**What you will do**
Below is a block of data; give all of it again word for word.

**Records to process**
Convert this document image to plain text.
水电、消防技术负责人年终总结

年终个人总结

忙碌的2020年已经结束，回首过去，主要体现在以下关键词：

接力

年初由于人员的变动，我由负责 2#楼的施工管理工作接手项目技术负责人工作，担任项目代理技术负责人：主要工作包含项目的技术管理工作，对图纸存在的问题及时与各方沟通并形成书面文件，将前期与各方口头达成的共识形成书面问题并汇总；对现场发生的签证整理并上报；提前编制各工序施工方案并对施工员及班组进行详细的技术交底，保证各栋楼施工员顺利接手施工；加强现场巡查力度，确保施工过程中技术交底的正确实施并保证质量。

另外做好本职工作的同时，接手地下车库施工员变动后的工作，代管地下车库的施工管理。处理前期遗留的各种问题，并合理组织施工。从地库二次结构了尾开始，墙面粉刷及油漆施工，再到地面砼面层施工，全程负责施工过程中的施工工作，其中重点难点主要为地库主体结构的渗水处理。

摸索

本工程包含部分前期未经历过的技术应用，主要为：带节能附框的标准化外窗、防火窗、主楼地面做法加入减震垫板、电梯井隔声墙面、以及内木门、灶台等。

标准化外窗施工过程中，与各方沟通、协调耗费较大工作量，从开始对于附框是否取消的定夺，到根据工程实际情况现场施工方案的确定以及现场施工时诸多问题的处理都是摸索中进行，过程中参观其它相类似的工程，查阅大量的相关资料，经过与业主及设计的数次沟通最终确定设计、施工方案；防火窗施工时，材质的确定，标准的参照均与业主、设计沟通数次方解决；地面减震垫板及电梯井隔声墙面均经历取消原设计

**Answer in full**
Convert this document image to plain text.
水电、消防技术负责人年终总结

年终个人总结

忙碌的2020年已经结束，回首过去，主要体现在以下关键词：

接力

年初由于人员的变动，我由负责 2#楼的施工管理工作接手项目技术负责人工作，担任项目代理技术负责人：主要工作包含项目的技术管理工作，对图纸存在的问题及时与各方沟通并形成书面文件，将前期与各方口头达成的共识形成书面问题并汇总；对现场发生的签证整理并上报；提前编制各工序施工方案并对施工员及班组进行详细的技术交底，保证各栋楼施工员顺利接手施工；加强现场巡查力度，确保施工过程中技术交底的正确实施并保证质量。

另外做好本职工作的同时，接手地下车库施工员变动后的工作，代管地下车库的施工管理。处理前期遗留的各种问题，并合理组织施工。从地库二次结构了尾开始，墙面粉刷及油漆施工，再到地面砼面层施工，全程负责施工过程中的施工工作，其中重点难点主要为地库主体结构的渗水处理。

摸索

本工程包含部分前期未经历过的技术应用，主要为：带节能附框的标准化外窗、防火窗、主楼地面做法加入减震垫板、电梯井隔声墙面、以及内木门、灶台等。

标准化外窗施工过程中，与各方沟通、协调耗费较大工作量，从开始对于附框是否取消的定夺，到根据工程实际情况现场施工方案的确定以及现场施工时诸多问题的处理都是摸索中进行，过程中参观其它相类似的工程，查阅大量的相关资料，经过与业主及设计的数次沟通最终确定设计、施工方案；防火窗施工时，材质的确定，标准的参照均与业主、设计沟通数次方解决；地面减震垫板及电梯井隔声墙面均经历取消原设计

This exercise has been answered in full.